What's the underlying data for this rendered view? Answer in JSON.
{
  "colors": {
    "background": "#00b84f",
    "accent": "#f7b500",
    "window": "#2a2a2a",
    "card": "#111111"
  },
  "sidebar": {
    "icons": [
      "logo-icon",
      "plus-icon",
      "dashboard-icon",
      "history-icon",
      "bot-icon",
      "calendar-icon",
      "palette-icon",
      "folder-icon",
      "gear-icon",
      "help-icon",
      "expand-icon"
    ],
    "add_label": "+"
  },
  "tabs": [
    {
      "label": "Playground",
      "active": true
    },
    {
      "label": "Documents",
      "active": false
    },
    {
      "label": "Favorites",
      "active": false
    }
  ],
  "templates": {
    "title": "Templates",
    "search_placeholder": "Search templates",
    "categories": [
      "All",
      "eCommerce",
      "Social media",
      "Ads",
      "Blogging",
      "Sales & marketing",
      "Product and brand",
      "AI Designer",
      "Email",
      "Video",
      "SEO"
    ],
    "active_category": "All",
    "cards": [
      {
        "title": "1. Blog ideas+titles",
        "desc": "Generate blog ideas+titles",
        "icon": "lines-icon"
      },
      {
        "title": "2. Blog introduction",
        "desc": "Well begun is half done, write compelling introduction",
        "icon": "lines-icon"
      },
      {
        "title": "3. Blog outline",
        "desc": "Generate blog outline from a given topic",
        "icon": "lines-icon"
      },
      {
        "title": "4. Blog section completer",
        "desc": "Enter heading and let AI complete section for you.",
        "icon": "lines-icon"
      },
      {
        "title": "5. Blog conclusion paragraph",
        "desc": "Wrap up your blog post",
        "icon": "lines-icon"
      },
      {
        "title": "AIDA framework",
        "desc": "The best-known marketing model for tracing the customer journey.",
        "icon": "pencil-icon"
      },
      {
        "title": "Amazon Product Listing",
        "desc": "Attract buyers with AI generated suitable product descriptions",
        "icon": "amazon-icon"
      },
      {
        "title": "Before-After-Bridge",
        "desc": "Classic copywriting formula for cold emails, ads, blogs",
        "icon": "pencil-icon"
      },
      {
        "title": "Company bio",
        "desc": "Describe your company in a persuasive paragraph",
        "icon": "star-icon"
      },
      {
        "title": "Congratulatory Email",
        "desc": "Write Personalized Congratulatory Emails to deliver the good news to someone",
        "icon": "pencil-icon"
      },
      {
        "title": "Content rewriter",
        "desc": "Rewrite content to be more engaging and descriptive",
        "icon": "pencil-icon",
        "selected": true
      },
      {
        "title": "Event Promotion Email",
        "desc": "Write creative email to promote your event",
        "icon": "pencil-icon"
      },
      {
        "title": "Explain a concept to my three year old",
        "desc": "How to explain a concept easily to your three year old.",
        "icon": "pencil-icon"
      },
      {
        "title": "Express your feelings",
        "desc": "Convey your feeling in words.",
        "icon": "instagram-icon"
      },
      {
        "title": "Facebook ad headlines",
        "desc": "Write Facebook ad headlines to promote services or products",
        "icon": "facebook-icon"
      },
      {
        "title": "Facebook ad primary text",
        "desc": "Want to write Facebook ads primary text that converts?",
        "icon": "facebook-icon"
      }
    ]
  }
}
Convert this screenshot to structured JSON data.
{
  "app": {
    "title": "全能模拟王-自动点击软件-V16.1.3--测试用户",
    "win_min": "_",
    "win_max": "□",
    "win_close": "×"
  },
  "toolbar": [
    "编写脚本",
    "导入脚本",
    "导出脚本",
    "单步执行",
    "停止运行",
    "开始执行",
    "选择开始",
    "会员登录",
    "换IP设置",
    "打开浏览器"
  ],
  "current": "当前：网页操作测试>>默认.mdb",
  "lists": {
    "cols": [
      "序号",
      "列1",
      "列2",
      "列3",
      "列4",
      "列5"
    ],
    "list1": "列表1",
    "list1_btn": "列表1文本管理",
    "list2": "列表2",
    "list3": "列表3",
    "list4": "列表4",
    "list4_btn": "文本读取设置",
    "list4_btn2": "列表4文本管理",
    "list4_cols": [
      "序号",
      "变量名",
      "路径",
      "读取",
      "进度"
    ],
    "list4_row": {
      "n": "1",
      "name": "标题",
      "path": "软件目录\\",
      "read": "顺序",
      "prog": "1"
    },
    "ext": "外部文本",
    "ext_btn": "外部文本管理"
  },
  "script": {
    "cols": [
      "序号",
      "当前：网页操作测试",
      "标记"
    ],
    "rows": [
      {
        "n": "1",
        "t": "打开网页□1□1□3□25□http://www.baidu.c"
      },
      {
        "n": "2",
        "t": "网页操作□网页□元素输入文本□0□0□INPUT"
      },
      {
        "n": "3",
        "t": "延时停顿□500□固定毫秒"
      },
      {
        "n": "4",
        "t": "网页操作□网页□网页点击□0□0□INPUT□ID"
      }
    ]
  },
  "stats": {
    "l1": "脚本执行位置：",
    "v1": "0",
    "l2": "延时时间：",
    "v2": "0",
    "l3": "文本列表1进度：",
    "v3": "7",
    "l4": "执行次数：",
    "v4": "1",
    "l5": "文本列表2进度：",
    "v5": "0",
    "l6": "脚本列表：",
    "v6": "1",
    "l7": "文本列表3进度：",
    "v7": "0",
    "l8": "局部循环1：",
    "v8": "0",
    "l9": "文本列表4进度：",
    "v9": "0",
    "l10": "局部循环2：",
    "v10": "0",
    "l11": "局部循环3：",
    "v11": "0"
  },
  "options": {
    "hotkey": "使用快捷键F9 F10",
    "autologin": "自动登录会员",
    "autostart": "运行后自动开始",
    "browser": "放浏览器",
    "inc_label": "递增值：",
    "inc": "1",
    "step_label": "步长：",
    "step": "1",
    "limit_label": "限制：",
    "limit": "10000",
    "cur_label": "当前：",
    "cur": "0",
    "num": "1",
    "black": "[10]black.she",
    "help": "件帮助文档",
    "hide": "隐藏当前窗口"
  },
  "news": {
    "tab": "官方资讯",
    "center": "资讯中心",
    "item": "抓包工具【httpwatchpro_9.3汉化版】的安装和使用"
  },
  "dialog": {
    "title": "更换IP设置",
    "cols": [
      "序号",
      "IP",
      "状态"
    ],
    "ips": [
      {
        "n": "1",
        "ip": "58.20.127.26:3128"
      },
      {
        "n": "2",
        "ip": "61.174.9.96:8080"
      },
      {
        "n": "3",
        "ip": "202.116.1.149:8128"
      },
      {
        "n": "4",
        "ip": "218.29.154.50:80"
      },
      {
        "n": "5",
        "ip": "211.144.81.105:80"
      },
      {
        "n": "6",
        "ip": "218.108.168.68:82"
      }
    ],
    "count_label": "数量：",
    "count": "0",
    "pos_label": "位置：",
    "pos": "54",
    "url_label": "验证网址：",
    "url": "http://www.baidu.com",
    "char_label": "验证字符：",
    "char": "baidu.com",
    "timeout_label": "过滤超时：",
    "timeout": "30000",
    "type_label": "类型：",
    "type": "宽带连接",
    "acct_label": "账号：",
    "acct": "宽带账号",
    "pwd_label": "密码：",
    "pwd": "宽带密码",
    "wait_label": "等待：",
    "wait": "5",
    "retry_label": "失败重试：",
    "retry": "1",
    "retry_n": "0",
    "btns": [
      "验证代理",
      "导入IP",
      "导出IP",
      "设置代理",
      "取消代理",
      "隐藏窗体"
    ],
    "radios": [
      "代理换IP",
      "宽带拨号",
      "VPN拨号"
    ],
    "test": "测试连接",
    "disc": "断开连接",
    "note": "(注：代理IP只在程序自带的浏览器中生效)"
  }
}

=== TASK GOAL ===
The records above should be returned exactly.

=== WRITTEN SOLUTION ===
What's the underlying data for this rendered view? Answer in JSON.
{
  "colors": {
    "background": "#00b84f",
    "accent": "#f7b500",
    "window": "#2a2a2a",
    "card": "#111111"
  },
  "sidebar": {
    "icons": [
      "logo-icon",
      "plus-icon",
      "dashboard-icon",
      "history-icon",
      "bot-icon",
      "calendar-icon",
      "palette-icon",
      "folder-icon",
      "gear-icon",
      "help-icon",
      "expand-icon"
    ],
    "add_label": "+"
  },
  "tabs": [
    {
      "label": "Playground",
      "active": true
    },
    {
      "label": "Documents",
      "active": false
    },
    {
      "label": "Favorites",
      "active": false
    }
  ],
  "templates": {
    "title": "Templates",
    "search_placeholder": "Search templates",
    "categories": [
      "All",
      "eCommerce",
      "Social media",
      "Ads",
      "Blogging",
      "Sales & marketing",
      "Product and brand",
      "AI Designer",
      "Email",
      "Video",
      "SEO"
    ],
    "active_category": "All",
    "cards": [
      {
        "title": "1. Blog ideas+titles",
        "desc": "Generate blog ideas+titles",
        "icon": "lines-icon"
      },
      {
        "title": "2. Blog introduction",
        "desc": "Well begun is half done, write compelling introduction",
        "icon": "lines-icon"
      },
      {
        "title": "3. Blog outline",
        "desc": "Generate blog outline from a given topic",
        "icon": "lines-icon"
      },
      {
        "title": "4. Blog section completer",
        "desc": "Enter heading and let AI complete section for you.",
        "icon": "lines-icon"
      },
      {
        "title": "5. Blog conclusion paragraph",
        "desc": "Wrap up your blog post",
        "icon": "lines-icon"
      },
      {
        "title": "AIDA framework",
        "desc": "The best-known marketing model for tracing the customer journey.",
        "icon": "pencil-icon"
      },
      {
        "title": "Amazon Product Listing",
        "desc": "Attract buyers with AI generated suitable product descriptions",
        "icon": "amazon-icon"
      },
      {
        "title": "Before-After-Bridge",
        "desc": "Classic copywriting formula for cold emails, ads, blogs",
        "icon": "pencil-icon"
      },
      {
        "title": "Company bio",
        "desc": "Describe your company in a persuasive paragraph",
        "icon": "star-icon"
      },
      {
        "title": "Congratulatory Email",
        "desc": "Write Personalized Congratulatory Emails to deliver the good news to someone",
        "icon": "pencil-icon"
      },
      {
        "title": "Content rewriter",
        "desc": "Rewrite content to be more engaging and descriptive",
        "icon": "pencil-icon",
        "selected": true
      },
      {
        "title": "Event Promotion Email",
        "desc": "Write creative email to promote your event",
        "icon": "pencil-icon"
      },
      {
        "title": "Explain a concept to my three year old",
        "desc": "How to explain a concept easily to your three year old.",
        "icon": "pencil-icon"
      },
      {
        "title": "Express your feelings",
        "desc": "Convey your feeling in words.",
        "icon": "instagram-icon"
      },
      {
        "title": "Facebook ad headlines",
        "desc": "Write Facebook ad headlines to promote services or products",
        "icon": "facebook-icon"
      },
      {
        "title": "Facebook ad primary text",
        "desc": "Want to write Facebook ads primary text that converts?",
        "icon": "facebook-icon"
      }
    ]
  }
}
Convert this screenshot to structured JSON data.
{
  "app": {
    "title": "全能模拟王-自动点击软件-V16.1.3--测试用户",
    "win_min": "_",
    "win_max": "□",
    "win_close": "×"
  },
  "toolbar": [
    "编写脚本",
    "导入脚本",
    "导出脚本",
    "单步执行",
    "停止运行",
    "开始执行",
    "选择开始",
    "会员登录",
    "换IP设置",
    "打开浏览器"
  ],
  "current": "当前：网页操作测试>>默认.mdb",
  "lists": {
    "cols": [
      "序号",
      "列1",
      "列2",
      "列3",
      "列4",
      "列5"
    ],
    "list1": "列表1",
    "list1_btn": "列表1文本管理",
    "list2": "列表2",
    "list3": "列表3",
    "list4": "列表4",
    "list4_btn": "文本读取设置",
    "list4_btn2": "列表4文本管理",
    "list4_cols": [
      "序号",
      "变量名",
      "路径",
      "读取",
      "进度"
    ],
    "list4_row": {
      "n": "1",
      "name": "标题",
      "path": "软件目录\\",
      "read": "顺序",
      "prog": "1"
    },
    "ext": "外部文本",
    "ext_btn": "外部文本管理"
  },
  "script": {
    "cols": [
      "序号",
      "当前：网页操作测试",
      "标记"
    ],
    "rows": [
      {
        "n": "1",
        "t": "打开网页□1□1□3□25□http://www.baidu.c"
      },
      {
        "n": "2",
        "t": "网页操作□网页□元素输入文本□0□0□INPUT"
      },
      {
        "n": "3",
        "t": "延时停顿□500□固定毫秒"
      },
      {
        "n": "4",
        "t": "网页操作□网页□网页点击□0□0□INPUT□ID"
      }
    ]
  },
  "stats": {
    "l1": "脚本执行位置：",
    "v1": "0",
    "l2": "延时时间：",
    "v2": "0",
    "l3": "文本列表1进度：",
    "v3": "7",
    "l4": "执行次数：",
    "v4": "1",
    "l5": "文本列表2进度：",
    "v5": "0",
    "l6": "脚本列表：",
    "v6": "1",
    "l7": "文本列表3进度：",
    "v7": "0",
    "l8": "局部循环1：",
    "v8": "0",
    "l9": "文本列表4进度：",
    "v9": "0",
    "l10": "局部循环2：",
    "v10": "0",
    "l11": "局部循环3：",
    "v11": "0"
  },
  "options": {
    "hotkey": "使用快捷键F9 F10",
    "autologin": "自动登录会员",
    "autostart": "运行后自动开始",
    "browser": "放浏览器",
    "inc_label": "递增值：",
    "inc": "1",
    "step_label": "步长：",
    "step": "1",
    "limit_label": "限制：",
    "limit": "10000",
    "cur_label": "当前：",
    "cur": "0",
    "num": "1",
    "black": "[10]black.she",
    "help": "件帮助文档",
    "hide": "隐藏当前窗口"
  },
  "news": {
    "tab": "官方资讯",
    "center": "资讯中心",
    "item": "抓包工具【httpwatchpro_9.3汉化版】的安装和使用"
  },
  "dialog": {
    "title": "更换IP设置",
    "cols": [
      "序号",
      "IP",
      "状态"
    ],
    "ips": [
      {
        "n": "1",
        "ip": "58.20.127.26:3128"
      },
      {
        "n": "2",
        "ip": "61.174.9.96:8080"
      },
      {
        "n": "3",
        "ip": "202.116.1.149:8128"
      },
      {
        "n": "4",
        "ip": "218.29.154.50:80"
      },
      {
        "n": "5",
        "ip": "211.144.81.105:80"
      },
      {
        "n": "6",
        "ip": "218.108.168.68:82"
      }
    ],
    "count_label": "数量：",
    "count": "0",
    "pos_label": "位置：",
    "pos": "54",
    "url_label": "验证网址：",
    "url": "http://www.baidu.com",
    "char_label": "验证字符：",
    "char": "baidu.com",
    "timeout_label": "过滤超时：",
    "timeout": "30000",
    "type_label": "类型：",
    "type": "宽带连接",
    "acct_label": "账号：",
    "acct": "宽带账号",
    "pwd_label": "密码：",
    "pwd": "宽带密码",
    "wait_label": "等待：",
    "wait": "5",
    "retry_label": "失败重试：",
    "retry": "1",
    "retry_n": "0",
    "btns": [
      "验证代理",
      "导入IP",
      "导出IP",
      "设置代理",
      "取消代理",
      "隐藏窗体"
    ],
    "radios": [
      "代理换IP",
      "宽带拨号",
      "VPN拨号"
    ],
    "test": "测试连接",
    "disc": "断开连接",
    "note": "(注：代理IP只在程序自带的浏览器中生效)"
  }
}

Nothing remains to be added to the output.